- **AIM**
Only lines with the string "then" matter here; gather them from the material below.

- **DATA SECTION**
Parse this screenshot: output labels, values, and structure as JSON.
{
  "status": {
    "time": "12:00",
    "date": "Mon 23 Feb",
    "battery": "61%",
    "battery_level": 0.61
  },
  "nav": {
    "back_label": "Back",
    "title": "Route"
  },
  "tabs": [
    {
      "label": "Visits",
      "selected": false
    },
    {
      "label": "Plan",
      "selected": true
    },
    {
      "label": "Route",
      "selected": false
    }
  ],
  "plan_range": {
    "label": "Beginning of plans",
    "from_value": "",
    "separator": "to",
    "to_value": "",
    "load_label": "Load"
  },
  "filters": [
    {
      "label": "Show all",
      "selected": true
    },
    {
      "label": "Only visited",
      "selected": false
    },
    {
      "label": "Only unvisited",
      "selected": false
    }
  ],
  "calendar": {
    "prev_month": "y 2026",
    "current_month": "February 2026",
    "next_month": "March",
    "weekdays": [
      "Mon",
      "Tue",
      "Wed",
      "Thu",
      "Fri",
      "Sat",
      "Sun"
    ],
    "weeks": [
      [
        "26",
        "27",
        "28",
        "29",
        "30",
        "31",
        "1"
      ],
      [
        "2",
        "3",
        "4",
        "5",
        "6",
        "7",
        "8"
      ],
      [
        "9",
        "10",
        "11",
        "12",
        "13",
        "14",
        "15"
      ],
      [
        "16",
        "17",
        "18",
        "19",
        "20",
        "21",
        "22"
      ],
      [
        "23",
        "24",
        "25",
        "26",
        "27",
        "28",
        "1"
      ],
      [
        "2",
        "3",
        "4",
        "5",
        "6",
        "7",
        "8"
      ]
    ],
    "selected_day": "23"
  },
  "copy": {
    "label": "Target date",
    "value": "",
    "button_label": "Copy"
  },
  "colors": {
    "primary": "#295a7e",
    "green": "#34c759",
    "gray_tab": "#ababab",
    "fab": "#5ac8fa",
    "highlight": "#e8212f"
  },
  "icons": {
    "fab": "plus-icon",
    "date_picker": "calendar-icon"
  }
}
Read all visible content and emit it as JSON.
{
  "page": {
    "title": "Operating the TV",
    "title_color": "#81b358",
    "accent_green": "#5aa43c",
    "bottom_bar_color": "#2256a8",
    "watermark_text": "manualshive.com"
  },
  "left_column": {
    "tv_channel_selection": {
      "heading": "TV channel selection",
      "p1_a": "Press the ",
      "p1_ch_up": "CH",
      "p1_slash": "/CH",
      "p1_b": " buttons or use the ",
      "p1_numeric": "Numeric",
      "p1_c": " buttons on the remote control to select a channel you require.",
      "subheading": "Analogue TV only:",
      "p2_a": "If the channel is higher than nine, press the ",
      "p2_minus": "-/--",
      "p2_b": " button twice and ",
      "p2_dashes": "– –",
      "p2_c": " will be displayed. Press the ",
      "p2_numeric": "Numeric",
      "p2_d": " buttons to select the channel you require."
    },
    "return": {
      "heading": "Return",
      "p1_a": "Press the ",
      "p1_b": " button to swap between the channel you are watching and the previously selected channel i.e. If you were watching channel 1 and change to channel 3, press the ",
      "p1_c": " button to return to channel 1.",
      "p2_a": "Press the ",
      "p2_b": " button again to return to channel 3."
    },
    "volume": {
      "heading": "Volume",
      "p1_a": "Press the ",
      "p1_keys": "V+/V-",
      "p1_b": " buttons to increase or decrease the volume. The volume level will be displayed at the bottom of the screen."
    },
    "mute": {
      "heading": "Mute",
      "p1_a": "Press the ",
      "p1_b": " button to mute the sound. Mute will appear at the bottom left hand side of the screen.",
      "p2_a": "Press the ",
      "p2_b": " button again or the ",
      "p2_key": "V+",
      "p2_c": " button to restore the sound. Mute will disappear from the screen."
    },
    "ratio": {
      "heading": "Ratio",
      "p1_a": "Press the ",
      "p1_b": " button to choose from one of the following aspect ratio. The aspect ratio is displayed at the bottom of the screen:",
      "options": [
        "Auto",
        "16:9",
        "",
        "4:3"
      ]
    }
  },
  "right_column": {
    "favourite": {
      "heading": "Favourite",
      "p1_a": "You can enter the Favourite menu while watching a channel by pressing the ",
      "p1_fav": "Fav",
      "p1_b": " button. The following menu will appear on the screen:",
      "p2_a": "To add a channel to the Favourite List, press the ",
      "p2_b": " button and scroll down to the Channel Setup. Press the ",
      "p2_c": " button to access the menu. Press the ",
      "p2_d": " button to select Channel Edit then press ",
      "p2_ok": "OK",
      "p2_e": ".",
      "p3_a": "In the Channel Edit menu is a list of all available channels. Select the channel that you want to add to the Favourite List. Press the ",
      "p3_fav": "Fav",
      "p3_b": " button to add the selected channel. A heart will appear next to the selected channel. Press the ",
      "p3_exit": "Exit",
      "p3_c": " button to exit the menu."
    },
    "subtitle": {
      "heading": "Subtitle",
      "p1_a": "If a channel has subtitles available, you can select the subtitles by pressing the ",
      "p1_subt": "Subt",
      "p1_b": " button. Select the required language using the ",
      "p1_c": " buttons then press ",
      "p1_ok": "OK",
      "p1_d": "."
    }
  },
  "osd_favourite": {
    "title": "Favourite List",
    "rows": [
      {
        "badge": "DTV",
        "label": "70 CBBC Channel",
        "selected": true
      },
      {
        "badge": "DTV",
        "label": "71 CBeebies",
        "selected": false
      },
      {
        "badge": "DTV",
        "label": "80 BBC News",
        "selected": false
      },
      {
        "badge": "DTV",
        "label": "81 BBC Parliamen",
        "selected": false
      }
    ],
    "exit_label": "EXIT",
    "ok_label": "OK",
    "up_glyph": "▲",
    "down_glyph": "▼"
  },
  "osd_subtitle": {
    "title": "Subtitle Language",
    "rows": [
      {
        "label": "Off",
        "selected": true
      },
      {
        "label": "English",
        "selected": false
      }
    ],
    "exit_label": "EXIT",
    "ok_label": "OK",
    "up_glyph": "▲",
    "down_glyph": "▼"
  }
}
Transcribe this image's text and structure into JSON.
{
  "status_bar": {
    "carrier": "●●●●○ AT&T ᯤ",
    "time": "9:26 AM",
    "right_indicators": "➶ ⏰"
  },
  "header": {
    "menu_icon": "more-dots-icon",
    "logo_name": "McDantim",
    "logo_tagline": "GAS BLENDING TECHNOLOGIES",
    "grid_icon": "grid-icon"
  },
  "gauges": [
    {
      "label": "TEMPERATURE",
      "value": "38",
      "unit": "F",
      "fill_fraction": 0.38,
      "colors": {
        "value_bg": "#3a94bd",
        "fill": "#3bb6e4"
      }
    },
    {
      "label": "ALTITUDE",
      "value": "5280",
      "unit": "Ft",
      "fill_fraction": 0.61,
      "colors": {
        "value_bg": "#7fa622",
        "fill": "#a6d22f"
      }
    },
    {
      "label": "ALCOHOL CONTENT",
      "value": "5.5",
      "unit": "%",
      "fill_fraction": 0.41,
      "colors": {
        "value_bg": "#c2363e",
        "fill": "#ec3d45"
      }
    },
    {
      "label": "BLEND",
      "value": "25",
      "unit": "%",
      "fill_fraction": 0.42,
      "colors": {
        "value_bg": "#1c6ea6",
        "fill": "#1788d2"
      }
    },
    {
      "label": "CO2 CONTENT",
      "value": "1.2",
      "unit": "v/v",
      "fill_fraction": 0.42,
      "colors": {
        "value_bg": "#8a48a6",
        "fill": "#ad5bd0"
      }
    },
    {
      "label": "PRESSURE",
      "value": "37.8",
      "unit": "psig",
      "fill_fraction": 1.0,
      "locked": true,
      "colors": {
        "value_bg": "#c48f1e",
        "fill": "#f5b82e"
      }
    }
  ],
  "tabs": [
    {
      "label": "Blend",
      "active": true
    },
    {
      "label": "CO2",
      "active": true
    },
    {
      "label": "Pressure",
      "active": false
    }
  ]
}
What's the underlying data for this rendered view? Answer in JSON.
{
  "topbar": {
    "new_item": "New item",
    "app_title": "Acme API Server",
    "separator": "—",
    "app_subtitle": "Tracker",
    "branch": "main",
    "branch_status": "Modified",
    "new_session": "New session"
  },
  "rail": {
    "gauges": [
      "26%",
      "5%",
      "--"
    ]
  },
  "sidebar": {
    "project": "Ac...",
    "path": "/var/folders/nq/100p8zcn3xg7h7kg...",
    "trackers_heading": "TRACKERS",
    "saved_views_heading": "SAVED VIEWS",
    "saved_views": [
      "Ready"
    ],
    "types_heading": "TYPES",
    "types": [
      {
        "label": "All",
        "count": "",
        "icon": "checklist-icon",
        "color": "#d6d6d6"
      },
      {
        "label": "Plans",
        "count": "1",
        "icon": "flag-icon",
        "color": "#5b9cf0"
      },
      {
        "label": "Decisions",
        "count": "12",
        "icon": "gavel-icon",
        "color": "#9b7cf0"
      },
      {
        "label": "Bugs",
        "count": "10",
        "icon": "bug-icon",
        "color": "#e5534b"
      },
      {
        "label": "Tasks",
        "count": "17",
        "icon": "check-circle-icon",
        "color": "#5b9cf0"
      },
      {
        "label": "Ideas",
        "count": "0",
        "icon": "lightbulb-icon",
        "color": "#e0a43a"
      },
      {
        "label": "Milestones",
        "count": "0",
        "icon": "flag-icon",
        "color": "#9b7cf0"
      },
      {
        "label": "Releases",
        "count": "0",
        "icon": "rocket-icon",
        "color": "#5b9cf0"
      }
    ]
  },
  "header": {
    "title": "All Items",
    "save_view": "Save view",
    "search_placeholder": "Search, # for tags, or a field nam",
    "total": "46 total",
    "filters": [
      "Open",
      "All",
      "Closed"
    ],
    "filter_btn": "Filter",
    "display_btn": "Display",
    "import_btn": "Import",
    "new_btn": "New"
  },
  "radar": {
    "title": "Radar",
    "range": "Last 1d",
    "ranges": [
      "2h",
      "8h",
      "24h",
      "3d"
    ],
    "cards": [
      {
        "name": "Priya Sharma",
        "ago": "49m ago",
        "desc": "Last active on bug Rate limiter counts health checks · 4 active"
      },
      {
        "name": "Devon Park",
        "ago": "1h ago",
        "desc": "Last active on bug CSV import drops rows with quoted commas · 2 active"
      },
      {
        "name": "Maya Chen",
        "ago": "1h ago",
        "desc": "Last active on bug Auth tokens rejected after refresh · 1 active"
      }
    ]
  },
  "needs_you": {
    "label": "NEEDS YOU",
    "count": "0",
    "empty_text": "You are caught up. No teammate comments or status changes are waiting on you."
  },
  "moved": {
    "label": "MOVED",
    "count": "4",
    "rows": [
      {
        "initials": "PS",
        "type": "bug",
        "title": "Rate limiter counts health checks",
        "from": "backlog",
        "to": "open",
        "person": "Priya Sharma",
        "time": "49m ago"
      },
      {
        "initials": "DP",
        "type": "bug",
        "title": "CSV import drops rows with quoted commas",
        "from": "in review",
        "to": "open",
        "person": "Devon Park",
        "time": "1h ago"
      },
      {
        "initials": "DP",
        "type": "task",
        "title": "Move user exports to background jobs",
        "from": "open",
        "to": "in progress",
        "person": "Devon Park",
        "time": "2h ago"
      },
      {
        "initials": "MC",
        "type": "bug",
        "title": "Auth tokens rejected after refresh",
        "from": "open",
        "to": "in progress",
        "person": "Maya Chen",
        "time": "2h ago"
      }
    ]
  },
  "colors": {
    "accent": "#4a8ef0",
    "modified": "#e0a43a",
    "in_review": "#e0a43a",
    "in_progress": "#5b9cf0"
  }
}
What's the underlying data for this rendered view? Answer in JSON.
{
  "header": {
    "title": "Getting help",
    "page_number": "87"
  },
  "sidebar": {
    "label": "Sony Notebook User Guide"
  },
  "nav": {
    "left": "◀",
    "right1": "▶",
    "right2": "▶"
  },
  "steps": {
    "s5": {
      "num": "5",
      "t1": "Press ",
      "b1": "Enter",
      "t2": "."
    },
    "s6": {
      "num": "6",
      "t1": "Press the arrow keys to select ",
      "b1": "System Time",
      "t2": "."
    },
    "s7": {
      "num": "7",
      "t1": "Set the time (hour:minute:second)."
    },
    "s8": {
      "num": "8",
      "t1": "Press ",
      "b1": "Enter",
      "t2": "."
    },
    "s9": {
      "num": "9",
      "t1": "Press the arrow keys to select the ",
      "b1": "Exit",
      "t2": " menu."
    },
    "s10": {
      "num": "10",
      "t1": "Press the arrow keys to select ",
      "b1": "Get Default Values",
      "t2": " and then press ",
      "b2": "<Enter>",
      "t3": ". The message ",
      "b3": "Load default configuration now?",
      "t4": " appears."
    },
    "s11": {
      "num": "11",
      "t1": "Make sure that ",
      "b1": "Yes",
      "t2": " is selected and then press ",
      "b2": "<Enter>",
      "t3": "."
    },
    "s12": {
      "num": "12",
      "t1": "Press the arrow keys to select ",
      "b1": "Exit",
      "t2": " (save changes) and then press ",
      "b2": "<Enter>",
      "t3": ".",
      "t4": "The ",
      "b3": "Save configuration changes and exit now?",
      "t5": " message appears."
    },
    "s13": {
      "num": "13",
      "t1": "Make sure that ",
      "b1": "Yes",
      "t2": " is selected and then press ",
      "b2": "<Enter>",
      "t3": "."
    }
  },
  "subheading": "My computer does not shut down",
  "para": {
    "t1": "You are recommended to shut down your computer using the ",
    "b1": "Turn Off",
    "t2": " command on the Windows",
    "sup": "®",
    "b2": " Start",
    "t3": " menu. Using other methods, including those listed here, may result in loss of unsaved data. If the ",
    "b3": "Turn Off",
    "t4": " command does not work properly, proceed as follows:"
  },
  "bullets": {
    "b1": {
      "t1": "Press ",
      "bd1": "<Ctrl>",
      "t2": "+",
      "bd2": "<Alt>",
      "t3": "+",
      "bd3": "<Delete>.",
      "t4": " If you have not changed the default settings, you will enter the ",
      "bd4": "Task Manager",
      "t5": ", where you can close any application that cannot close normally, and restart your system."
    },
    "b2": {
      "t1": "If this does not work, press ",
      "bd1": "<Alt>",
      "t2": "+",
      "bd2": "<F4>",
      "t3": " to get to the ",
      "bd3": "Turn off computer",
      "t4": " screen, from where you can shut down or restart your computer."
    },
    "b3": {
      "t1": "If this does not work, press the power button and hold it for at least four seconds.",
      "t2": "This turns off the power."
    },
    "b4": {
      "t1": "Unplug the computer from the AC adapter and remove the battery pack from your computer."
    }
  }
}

- **RESPONSE TO THE EXERCISE**
      "p2_d": " button to select Channel Edit then press ",
      "p1_c": " buttons then press ",
      "t2": " and then press ",
      "t2": " is selected and then press ",
      "t2": " (save changes) and then press ",
      "t2": " is selected and then press ",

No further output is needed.